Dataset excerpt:
|---|

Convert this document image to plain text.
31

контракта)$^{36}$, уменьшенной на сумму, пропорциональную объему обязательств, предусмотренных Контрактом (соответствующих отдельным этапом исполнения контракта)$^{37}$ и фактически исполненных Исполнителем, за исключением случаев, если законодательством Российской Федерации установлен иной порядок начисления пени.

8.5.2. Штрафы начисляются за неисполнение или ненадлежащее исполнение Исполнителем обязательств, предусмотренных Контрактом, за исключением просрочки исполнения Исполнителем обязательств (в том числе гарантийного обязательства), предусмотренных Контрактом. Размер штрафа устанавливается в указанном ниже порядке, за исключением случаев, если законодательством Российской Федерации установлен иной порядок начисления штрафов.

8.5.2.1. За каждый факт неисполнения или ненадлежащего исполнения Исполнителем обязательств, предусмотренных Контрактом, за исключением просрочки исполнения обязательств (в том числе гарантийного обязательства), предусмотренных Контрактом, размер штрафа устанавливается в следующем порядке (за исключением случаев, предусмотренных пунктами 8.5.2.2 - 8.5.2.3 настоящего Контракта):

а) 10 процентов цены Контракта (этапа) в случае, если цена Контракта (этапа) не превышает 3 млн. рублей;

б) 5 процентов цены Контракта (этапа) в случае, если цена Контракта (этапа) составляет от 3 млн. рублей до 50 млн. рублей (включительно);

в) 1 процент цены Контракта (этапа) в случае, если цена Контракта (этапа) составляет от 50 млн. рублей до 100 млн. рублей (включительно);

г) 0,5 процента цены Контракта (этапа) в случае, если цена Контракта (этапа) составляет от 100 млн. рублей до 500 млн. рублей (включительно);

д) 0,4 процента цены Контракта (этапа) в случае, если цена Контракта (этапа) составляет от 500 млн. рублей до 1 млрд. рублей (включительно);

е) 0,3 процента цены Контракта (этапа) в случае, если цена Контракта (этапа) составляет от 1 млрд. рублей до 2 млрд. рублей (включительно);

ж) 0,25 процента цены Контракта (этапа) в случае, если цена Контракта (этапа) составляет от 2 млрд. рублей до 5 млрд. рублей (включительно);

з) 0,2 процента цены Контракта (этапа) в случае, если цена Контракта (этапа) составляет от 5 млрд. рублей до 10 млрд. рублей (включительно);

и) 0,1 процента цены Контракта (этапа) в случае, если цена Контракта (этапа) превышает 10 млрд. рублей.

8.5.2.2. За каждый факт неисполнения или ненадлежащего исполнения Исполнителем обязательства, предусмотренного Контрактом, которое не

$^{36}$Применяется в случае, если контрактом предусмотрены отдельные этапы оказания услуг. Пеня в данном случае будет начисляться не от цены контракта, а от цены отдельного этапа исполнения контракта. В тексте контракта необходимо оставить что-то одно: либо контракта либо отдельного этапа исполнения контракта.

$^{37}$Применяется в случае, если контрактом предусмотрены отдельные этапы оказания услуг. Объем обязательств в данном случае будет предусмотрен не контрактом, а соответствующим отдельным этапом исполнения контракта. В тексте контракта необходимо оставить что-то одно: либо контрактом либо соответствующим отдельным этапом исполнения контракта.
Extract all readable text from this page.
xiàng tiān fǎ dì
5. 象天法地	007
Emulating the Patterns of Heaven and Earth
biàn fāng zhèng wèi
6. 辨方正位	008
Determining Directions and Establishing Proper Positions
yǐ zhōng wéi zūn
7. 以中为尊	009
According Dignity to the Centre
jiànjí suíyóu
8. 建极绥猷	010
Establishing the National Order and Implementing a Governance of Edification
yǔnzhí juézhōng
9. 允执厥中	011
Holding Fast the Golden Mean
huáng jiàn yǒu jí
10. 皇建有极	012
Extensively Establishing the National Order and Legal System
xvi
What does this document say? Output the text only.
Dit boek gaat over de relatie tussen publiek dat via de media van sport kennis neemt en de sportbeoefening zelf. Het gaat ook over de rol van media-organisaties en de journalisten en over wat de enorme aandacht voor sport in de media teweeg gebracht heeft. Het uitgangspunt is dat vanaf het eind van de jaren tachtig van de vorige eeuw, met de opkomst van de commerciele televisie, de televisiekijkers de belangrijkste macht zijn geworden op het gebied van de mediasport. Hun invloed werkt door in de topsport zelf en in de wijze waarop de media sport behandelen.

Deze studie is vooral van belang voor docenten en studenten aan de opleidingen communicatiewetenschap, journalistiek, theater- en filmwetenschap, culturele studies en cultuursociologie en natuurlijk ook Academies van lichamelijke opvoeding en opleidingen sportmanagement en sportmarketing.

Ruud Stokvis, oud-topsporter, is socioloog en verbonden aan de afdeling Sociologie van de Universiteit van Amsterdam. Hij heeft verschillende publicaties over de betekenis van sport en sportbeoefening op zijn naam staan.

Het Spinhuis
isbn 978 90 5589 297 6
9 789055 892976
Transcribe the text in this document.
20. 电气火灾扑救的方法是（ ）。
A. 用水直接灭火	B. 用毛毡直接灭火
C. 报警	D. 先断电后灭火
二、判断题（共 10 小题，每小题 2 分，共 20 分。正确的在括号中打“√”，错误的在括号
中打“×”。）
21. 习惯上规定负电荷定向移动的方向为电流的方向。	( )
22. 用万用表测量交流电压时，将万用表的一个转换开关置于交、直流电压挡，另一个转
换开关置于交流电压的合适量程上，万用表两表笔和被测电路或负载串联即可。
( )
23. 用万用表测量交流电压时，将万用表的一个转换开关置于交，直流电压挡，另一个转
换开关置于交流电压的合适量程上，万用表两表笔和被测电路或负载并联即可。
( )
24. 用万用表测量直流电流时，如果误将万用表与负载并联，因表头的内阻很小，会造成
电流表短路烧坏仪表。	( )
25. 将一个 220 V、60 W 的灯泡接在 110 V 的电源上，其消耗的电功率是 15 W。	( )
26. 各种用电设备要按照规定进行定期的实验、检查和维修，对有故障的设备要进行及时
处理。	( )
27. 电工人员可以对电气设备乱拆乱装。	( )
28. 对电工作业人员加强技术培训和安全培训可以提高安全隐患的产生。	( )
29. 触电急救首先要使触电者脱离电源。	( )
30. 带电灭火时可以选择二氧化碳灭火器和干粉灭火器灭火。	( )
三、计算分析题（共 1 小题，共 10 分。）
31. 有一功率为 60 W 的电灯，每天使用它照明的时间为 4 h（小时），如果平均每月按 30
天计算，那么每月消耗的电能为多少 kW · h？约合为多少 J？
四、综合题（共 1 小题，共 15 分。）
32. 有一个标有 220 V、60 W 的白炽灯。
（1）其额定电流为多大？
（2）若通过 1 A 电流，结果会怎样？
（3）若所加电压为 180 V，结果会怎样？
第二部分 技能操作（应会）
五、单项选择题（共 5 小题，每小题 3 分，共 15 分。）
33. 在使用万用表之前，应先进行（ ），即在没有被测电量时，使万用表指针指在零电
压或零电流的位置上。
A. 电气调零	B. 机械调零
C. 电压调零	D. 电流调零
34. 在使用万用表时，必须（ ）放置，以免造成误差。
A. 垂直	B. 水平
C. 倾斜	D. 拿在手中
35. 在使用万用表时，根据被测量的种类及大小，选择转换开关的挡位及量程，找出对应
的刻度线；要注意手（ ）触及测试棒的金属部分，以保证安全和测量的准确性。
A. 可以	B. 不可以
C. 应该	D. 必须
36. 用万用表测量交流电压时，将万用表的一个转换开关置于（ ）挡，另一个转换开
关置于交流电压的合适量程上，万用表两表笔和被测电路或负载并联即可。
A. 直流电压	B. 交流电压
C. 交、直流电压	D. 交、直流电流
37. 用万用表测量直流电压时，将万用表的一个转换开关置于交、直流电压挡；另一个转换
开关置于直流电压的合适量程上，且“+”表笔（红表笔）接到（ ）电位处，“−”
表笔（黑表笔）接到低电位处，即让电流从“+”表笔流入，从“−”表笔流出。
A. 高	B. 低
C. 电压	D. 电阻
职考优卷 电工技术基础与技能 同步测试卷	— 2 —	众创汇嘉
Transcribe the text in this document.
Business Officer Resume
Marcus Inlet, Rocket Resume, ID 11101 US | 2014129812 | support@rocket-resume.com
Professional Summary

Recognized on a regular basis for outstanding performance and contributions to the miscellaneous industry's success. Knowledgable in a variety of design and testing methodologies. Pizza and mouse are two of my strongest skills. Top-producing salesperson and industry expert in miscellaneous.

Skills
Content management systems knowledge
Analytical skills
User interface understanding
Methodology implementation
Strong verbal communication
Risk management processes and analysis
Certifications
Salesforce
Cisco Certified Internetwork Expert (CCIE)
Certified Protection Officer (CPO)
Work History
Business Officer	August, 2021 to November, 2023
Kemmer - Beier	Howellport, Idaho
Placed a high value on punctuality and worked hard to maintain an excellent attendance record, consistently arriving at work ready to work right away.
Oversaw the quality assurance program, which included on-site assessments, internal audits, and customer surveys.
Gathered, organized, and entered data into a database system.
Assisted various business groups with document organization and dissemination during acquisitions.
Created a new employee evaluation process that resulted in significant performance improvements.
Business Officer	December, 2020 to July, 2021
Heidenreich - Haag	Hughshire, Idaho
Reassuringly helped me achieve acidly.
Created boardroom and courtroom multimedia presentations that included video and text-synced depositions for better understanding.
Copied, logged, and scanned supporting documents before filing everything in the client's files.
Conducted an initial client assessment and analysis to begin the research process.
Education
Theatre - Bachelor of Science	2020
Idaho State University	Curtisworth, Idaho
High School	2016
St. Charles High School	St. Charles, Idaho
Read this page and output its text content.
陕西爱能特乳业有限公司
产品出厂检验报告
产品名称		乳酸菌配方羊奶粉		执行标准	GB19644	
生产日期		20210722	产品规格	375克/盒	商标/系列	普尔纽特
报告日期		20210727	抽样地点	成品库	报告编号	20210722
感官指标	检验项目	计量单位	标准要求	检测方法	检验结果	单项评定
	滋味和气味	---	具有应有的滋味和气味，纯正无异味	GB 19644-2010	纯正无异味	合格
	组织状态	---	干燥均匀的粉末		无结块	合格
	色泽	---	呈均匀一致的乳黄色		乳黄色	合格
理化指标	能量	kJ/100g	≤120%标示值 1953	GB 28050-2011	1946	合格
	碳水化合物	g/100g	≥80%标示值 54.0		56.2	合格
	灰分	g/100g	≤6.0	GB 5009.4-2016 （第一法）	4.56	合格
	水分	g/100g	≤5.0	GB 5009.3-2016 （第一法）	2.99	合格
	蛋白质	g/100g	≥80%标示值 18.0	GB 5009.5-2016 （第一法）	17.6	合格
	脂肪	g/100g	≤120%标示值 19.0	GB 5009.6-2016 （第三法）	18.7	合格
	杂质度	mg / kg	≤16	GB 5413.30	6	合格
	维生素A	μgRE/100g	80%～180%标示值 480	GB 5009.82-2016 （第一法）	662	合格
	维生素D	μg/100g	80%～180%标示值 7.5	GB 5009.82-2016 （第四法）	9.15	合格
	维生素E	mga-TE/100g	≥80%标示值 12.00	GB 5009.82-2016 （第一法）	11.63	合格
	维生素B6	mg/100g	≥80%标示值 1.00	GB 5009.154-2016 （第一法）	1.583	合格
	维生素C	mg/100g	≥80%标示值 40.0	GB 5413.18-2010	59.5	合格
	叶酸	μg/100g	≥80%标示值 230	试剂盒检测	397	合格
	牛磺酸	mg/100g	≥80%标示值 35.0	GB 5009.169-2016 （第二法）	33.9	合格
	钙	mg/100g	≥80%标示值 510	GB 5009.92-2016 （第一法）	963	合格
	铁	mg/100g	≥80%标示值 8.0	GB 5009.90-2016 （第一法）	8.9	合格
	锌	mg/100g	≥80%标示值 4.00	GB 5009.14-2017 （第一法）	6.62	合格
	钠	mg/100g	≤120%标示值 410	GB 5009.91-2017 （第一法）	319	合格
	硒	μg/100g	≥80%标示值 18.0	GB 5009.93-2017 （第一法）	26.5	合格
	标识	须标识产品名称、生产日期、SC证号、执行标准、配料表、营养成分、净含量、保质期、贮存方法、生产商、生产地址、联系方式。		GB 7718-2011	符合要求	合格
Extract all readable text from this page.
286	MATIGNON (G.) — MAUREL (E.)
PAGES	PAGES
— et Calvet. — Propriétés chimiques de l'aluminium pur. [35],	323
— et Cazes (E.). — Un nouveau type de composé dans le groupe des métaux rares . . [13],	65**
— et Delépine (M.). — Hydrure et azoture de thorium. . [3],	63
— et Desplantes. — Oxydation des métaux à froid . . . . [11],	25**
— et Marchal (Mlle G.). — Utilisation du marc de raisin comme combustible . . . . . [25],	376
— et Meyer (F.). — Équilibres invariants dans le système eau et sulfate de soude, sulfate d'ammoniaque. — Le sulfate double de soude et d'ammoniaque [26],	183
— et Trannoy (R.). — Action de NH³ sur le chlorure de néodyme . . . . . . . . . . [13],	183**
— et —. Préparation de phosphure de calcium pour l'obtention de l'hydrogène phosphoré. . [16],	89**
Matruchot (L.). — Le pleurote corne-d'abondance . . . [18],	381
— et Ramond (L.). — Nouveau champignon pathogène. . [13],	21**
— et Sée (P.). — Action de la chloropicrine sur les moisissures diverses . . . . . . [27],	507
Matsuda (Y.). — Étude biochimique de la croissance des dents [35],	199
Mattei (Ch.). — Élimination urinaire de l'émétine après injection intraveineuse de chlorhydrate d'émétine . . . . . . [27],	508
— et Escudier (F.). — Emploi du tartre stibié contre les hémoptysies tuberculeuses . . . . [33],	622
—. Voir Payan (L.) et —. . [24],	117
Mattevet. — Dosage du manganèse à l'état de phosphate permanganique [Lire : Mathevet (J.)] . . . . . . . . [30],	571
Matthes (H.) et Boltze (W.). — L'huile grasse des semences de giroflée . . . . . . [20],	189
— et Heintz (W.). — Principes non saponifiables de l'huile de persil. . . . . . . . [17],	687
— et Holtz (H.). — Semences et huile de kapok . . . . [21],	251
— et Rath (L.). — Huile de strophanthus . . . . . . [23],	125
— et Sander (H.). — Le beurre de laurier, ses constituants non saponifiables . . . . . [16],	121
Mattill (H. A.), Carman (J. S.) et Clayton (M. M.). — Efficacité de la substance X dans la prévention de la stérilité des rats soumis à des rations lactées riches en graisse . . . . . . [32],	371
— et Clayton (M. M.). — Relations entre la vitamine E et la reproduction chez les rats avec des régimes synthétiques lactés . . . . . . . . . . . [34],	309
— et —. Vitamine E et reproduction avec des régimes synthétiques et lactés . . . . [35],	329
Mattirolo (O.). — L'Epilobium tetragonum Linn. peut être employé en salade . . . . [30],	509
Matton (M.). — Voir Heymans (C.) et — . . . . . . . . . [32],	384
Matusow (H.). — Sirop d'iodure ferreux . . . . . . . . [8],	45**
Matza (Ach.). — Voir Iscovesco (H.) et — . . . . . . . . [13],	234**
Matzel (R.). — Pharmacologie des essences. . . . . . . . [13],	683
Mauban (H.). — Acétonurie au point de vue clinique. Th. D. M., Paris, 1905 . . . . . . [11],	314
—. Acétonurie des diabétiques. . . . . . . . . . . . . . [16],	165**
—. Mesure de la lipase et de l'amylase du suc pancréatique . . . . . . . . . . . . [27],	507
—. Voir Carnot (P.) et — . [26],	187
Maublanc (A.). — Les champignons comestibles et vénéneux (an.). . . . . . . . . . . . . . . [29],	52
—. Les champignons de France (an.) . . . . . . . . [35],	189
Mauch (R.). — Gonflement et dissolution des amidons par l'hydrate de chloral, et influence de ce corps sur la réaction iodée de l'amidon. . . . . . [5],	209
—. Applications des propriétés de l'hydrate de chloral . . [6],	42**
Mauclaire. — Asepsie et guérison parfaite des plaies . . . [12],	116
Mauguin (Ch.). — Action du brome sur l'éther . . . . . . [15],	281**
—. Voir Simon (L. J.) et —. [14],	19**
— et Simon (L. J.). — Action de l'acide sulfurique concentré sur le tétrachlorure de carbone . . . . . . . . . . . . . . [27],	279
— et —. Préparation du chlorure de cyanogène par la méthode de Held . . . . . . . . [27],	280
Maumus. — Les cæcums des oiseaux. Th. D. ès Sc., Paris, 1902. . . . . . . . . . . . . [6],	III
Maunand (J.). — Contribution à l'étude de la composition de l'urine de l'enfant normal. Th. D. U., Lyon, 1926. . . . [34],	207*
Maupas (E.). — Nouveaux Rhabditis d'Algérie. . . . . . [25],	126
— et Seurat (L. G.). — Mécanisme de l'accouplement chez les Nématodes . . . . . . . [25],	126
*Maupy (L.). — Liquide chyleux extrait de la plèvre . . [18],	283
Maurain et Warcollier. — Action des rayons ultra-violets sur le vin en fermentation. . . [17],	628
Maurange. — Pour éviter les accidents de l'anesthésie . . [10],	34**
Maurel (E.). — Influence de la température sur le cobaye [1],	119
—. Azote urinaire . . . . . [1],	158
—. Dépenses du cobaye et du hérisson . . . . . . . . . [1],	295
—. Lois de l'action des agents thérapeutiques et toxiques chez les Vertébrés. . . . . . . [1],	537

|---|

From the entries above, return each line with the word "chez" in it.

— et Clayton (M. M.). — Relations entre la vitamine E et la reproduction chez les rats avec des régimes synthétiques lactés . . . . . . . . . . . [34],	309
— et Seurat (L. G.). — Mécanisme de l'accouplement chez les Nématodes . . . . . . . [25],	126
—. Lois de l'action des agents thérapeutiques et toxiques chez les Vertébrés. . . . . . . [1],	537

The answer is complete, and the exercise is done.